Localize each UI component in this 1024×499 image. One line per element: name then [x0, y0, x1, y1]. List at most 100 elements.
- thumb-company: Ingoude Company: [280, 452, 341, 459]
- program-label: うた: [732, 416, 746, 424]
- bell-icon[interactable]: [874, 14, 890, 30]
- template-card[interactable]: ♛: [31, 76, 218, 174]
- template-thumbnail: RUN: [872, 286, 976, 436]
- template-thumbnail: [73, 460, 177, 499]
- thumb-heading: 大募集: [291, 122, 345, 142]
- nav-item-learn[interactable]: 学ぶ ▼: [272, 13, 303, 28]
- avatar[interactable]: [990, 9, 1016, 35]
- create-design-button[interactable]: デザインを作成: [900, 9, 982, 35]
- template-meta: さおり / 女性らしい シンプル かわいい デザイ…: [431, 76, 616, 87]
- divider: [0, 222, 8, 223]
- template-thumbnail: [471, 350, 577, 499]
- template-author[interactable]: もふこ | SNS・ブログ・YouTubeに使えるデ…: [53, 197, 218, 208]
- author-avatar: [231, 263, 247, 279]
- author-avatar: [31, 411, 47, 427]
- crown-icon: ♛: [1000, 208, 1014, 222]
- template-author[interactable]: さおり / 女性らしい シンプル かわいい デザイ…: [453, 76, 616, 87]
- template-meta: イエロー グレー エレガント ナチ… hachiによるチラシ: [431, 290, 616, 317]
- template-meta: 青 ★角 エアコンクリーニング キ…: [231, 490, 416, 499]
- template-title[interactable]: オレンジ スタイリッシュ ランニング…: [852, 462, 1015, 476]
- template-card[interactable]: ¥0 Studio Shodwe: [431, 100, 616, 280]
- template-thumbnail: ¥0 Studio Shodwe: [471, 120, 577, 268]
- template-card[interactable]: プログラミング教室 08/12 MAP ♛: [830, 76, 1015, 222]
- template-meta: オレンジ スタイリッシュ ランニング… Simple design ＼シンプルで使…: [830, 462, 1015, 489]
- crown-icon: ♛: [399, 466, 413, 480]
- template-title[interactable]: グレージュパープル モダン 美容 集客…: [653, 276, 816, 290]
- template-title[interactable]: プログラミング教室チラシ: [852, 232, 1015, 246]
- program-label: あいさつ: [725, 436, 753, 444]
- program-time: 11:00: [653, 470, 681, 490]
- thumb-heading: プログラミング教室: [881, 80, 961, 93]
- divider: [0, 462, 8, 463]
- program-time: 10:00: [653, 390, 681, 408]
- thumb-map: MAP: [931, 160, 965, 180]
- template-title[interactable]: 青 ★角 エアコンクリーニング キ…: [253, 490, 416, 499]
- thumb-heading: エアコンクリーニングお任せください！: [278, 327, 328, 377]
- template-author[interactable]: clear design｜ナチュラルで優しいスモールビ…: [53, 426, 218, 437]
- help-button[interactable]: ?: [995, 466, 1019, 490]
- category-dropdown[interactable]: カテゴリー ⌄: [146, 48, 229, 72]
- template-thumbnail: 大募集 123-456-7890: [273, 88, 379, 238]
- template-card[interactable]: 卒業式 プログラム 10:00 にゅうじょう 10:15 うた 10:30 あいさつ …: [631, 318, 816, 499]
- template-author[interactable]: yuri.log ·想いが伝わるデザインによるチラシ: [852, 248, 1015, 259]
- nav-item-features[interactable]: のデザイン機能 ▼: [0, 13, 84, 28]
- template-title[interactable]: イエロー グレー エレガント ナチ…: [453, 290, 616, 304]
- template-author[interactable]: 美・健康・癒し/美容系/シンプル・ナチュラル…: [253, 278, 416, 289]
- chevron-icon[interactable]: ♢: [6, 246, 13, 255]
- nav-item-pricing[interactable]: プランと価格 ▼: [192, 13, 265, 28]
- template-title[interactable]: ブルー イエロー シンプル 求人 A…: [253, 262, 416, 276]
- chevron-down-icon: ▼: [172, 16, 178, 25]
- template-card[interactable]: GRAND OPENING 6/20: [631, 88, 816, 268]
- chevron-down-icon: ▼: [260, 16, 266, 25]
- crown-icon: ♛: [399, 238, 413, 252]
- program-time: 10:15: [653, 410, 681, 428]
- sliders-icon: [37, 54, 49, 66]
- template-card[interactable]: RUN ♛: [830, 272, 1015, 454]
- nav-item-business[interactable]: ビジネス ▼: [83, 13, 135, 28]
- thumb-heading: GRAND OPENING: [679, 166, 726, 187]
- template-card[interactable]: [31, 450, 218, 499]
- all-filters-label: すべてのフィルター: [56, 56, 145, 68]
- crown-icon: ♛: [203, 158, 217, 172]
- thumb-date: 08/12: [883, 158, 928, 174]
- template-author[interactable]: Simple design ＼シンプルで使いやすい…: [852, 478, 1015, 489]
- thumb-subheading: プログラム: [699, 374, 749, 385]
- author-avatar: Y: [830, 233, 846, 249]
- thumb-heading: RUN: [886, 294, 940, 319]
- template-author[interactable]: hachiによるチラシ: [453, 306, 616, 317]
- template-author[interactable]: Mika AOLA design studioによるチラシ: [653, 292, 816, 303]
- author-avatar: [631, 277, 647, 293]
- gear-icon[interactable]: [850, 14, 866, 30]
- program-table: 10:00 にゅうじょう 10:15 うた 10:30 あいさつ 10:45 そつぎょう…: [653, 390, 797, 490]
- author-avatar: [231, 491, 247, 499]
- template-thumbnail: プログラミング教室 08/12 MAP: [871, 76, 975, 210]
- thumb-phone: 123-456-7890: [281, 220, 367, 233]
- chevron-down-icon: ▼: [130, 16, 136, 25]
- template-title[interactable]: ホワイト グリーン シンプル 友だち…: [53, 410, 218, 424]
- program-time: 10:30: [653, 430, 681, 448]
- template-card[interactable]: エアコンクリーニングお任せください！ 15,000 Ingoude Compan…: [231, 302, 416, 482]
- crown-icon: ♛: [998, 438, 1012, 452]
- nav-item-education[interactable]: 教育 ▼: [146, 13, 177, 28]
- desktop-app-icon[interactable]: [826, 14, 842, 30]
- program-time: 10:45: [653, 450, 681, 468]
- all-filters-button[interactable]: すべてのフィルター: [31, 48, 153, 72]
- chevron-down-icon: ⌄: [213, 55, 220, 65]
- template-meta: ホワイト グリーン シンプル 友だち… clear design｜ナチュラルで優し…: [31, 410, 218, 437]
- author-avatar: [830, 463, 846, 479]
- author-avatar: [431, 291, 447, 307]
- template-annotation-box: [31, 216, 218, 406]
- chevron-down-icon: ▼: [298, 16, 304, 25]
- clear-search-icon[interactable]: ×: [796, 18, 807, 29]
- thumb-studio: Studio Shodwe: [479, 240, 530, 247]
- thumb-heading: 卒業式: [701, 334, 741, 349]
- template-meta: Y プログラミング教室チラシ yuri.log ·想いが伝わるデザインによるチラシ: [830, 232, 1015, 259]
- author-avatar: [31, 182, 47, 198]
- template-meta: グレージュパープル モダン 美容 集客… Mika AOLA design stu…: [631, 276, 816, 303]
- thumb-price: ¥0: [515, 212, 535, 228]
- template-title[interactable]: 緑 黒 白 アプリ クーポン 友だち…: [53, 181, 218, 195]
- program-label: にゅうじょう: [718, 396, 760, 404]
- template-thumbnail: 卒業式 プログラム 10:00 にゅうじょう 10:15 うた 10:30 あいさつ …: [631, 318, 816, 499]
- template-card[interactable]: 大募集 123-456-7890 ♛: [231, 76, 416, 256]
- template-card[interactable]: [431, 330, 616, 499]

Exercise brief
Put the lines of the listing above, starting at the very first line and ending at the line that contains "- template-thumbnail: ¥0", into a numbered list with blank lines left out.

Response to this exercise
1. Localize each UI component in this 1024×499 image. One line per element: name then [x0, y0, x1, y1]. List at most 100 elements.
2. - thumb-company: Ingoude Company: [280, 452, 341, 459]
3. - program-label: うた: [732, 416, 746, 424]
4. - bell-icon[interactable]: [874, 14, 890, 30]
5. - template-card[interactable]: ♛: [31, 76, 218, 174]
6. - template-thumbnail: RUN: [872, 286, 976, 436]
7. - template-thumbnail: [73, 460, 177, 499]
8. - thumb-heading: 大募集: [291, 122, 345, 142]
9. - nav-item-learn[interactable]: 学ぶ ▼: [272, 13, 303, 28]
10. - avatar[interactable]: [990, 9, 1016, 35]
11. - create-design-button[interactable]: デザインを作成: [900, 9, 982, 35]
12. - template-meta: さおり / 女性らしい シンプル かわいい デザイ…: [431, 76, 616, 87]
13. - divider: [0, 222, 8, 223]
14. - template-thumbnail: [471, 350, 577, 499]
15. - template-author[interactable]: もふこ | SNS・ブログ・YouTubeに使えるデ…: [53, 197, 218, 208]
16. - author-avatar: [231, 263, 247, 279]
17. - author-avatar: [31, 411, 47, 427]
18. - crown-icon: ♛: [1000, 208, 1014, 222]
19. - template-author[interactable]: さおり / 女性らしい シンプル かわいい デザイ…: [453, 76, 616, 87]
20. - template-meta: イエロー グレー エレガント ナチ… hachiによるチラシ: [431, 290, 616, 317]
21. - template-meta: 青 ★角 エアコンクリーニング キ…: [231, 490, 416, 499]
22. - template-title[interactable]: オレンジ スタイリッシュ ランニング…: [852, 462, 1015, 476]
23. - template-card[interactable]: ¥0 Studio Shodwe: [431, 100, 616, 280]
24. - template-thumbnail: ¥0 Studio Shodwe: [471, 120, 577, 268]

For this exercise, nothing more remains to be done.